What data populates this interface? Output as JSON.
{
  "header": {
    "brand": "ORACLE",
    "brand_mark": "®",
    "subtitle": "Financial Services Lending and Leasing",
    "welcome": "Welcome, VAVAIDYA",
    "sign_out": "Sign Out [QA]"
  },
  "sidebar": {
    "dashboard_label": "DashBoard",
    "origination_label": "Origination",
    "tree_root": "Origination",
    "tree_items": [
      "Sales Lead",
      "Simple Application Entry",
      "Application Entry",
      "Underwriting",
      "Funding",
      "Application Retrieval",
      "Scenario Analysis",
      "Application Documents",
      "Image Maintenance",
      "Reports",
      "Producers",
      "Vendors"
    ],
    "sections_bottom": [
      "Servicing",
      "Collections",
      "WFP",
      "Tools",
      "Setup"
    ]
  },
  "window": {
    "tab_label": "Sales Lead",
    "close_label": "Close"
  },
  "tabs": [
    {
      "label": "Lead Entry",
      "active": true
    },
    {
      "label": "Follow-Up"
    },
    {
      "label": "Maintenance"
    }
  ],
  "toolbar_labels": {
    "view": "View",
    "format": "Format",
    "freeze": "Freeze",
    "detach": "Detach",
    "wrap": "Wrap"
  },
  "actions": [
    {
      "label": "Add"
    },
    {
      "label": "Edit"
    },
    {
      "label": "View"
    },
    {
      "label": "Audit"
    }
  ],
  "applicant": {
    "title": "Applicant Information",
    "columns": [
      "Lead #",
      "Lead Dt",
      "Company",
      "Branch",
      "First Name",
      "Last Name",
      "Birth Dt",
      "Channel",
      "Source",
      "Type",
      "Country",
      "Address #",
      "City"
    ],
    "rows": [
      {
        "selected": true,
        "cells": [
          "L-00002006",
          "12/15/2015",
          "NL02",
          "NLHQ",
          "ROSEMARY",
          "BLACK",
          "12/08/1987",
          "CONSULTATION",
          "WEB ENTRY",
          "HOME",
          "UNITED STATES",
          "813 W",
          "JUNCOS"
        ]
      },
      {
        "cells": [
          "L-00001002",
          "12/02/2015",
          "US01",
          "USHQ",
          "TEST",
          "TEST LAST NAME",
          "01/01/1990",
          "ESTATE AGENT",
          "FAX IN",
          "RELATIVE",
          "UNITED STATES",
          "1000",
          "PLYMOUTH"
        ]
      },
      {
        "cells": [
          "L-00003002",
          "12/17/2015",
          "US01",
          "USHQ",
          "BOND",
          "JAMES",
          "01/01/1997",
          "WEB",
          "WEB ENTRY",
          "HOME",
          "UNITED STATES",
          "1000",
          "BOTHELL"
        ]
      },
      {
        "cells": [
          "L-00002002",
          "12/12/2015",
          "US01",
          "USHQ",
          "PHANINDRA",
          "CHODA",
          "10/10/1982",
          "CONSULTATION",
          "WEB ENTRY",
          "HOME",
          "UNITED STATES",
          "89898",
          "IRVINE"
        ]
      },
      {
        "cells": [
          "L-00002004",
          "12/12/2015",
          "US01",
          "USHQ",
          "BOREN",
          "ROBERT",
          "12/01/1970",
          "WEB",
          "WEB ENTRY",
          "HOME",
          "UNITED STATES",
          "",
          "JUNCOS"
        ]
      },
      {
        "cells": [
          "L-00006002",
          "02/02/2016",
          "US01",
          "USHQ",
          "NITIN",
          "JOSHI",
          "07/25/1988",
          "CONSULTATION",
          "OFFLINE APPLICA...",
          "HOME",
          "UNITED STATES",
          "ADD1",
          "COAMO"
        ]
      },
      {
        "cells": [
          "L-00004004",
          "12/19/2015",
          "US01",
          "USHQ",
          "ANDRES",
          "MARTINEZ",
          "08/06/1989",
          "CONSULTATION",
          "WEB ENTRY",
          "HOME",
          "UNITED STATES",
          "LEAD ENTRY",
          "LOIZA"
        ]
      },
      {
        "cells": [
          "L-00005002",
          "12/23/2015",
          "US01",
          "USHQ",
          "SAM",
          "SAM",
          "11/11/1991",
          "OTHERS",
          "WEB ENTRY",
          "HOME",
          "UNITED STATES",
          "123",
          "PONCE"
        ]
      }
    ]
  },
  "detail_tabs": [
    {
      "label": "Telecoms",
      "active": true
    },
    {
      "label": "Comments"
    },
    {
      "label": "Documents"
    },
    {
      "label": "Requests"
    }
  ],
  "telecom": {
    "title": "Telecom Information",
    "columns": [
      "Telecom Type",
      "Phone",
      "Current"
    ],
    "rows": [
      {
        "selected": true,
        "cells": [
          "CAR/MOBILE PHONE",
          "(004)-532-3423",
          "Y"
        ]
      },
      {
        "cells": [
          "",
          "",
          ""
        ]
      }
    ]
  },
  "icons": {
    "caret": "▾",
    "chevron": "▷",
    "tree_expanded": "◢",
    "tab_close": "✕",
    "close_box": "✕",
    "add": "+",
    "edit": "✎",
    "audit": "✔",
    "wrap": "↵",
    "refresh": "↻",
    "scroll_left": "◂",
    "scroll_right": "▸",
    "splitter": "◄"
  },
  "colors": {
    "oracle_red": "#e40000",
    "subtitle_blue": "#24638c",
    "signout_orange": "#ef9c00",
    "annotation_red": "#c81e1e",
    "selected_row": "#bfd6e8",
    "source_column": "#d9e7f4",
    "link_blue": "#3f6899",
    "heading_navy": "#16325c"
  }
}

DIRECTIONS FOR THIS TASK
Reproduce the listing above verbatim, from first line to last.

SOLUTION TO THE PROBLEM
What data populates this interface? Output as JSON.
{
  "header": {
    "brand": "ORACLE",
    "brand_mark": "®",
    "subtitle": "Financial Services Lending and Leasing",
    "welcome": "Welcome, VAVAIDYA",
    "sign_out": "Sign Out [QA]"
  },
  "sidebar": {
    "dashboard_label": "DashBoard",
    "origination_label": "Origination",
    "tree_root": "Origination",
    "tree_items": [
      "Sales Lead",
      "Simple Application Entry",
      "Application Entry",
      "Underwriting",
      "Funding",
      "Application Retrieval",
      "Scenario Analysis",
      "Application Documents",
      "Image Maintenance",
      "Reports",
      "Producers",
      "Vendors"
    ],
    "sections_bottom": [
      "Servicing",
      "Collections",
      "WFP",
      "Tools",
      "Setup"
    ]
  },
  "window": {
    "tab_label": "Sales Lead",
    "close_label": "Close"
  },
  "tabs": [
    {
      "label": "Lead Entry",
      "active": true
    },
    {
      "label": "Follow-Up"
    },
    {
      "label": "Maintenance"
    }
  ],
  "toolbar_labels": {
    "view": "View",
    "format": "Format",
    "freeze": "Freeze",
    "detach": "Detach",
    "wrap": "Wrap"
  },
  "actions": [
    {
      "label": "Add"
    },
    {
      "label": "Edit"
    },
    {
      "label": "View"
    },
    {
      "label": "Audit"
    }
  ],
  "applicant": {
    "title": "Applicant Information",
    "columns": [
      "Lead #",
      "Lead Dt",
      "Company",
      "Branch",
      "First Name",
      "Last Name",
      "Birth Dt",
      "Channel",
      "Source",
      "Type",
      "Country",
      "Address #",
      "City"
    ],
    "rows": [
      {
        "selected": true,
        "cells": [
          "L-00002006",
          "12/15/2015",
          "NL02",
          "NLHQ",
          "ROSEMARY",
          "BLACK",
          "12/08/1987",
          "CONSULTATION",
          "WEB ENTRY",
          "HOME",
          "UNITED STATES",
          "813 W",
          "JUNCOS"
        ]
      },
      {
        "cells": [
          "L-00001002",
          "12/02/2015",
          "US01",
          "USHQ",
          "TEST",
          "TEST LAST NAME",
          "01/01/1990",
          "ESTATE AGENT",
          "FAX IN",
          "RELATIVE",
          "UNITED STATES",
          "1000",
          "PLYMOUTH"
        ]
      },
      {
        "cells": [
          "L-00003002",
          "12/17/2015",
          "US01",
          "USHQ",
          "BOND",
          "JAMES",
          "01/01/1997",
          "WEB",
          "WEB ENTRY",
          "HOME",
          "UNITED STATES",
          "1000",
          "BOTHELL"
        ]
      },
      {
        "cells": [
          "L-00002002",
          "12/12/2015",
          "US01",
          "USHQ",
          "PHANINDRA",
          "CHODA",
          "10/10/1982",
          "CONSULTATION",
          "WEB ENTRY",
          "HOME",
          "UNITED STATES",
          "89898",
          "IRVINE"
        ]
      },
      {
        "cells": [
          "L-00002004",
          "12/12/2015",
          "US01",
          "USHQ",
          "BOREN",
          "ROBERT",
          "12/01/1970",
          "WEB",
          "WEB ENTRY",
          "HOME",
          "UNITED STATES",
          "",
          "JUNCOS"
        ]
      },
      {
        "cells": [
          "L-00006002",
          "02/02/2016",
          "US01",
          "USHQ",
          "NITIN",
          "JOSHI",
          "07/25/1988",
          "CONSULTATION",
          "OFFLINE APPLICA...",
          "HOME",
          "UNITED STATES",
          "ADD1",
          "COAMO"
        ]
      },
      {
        "cells": [
          "L-00004004",
          "12/19/2015",
          "US01",
          "USHQ",
          "ANDRES",
          "MARTINEZ",
          "08/06/1989",
          "CONSULTATION",
          "WEB ENTRY",
          "HOME",
          "UNITED STATES",
          "LEAD ENTRY",
          "LOIZA"
        ]
      },
      {
        "cells": [
          "L-00005002",
          "12/23/2015",
          "US01",
          "USHQ",
          "SAM",
          "SAM",
          "11/11/1991",
          "OTHERS",
          "WEB ENTRY",
          "HOME",
          "UNITED STATES",
          "123",
          "PONCE"
        ]
      }
    ]
  },
  "detail_tabs": [
    {
      "label": "Telecoms",
      "active": true
    },
    {
      "label": "Comments"
    },
    {
      "label": "Documents"
    },
    {
      "label": "Requests"
    }
  ],
  "telecom": {
    "title": "Telecom Information",
    "columns": [
      "Telecom Type",
      "Phone",
      "Current"
    ],
    "rows": [
      {
        "selected": true,
        "cells": [
          "CAR/MOBILE PHONE",
          "(004)-532-3423",
          "Y"
        ]
      },
      {
        "cells": [
          "",
          "",
          ""
        ]
      }
    ]
  },
  "icons": {
    "caret": "▾",
    "chevron": "▷",
    "tree_expanded": "◢",
    "tab_close": "✕",
    "close_box": "✕",
    "add": "+",
    "edit": "✎",
    "audit": "✔",
    "wrap": "↵",
    "refresh": "↻",
    "scroll_left": "◂",
    "scroll_right": "▸",
    "splitter": "◄"
  },
  "colors": {
    "oracle_red": "#e40000",
    "subtitle_blue": "#24638c",
    "signout_orange": "#ef9c00",
    "annotation_red": "#c81e1e",
    "selected_row": "#bfd6e8",
    "source_column": "#d9e7f4",
    "link_blue": "#3f6899",
    "heading_navy": "#16325c"
  }
}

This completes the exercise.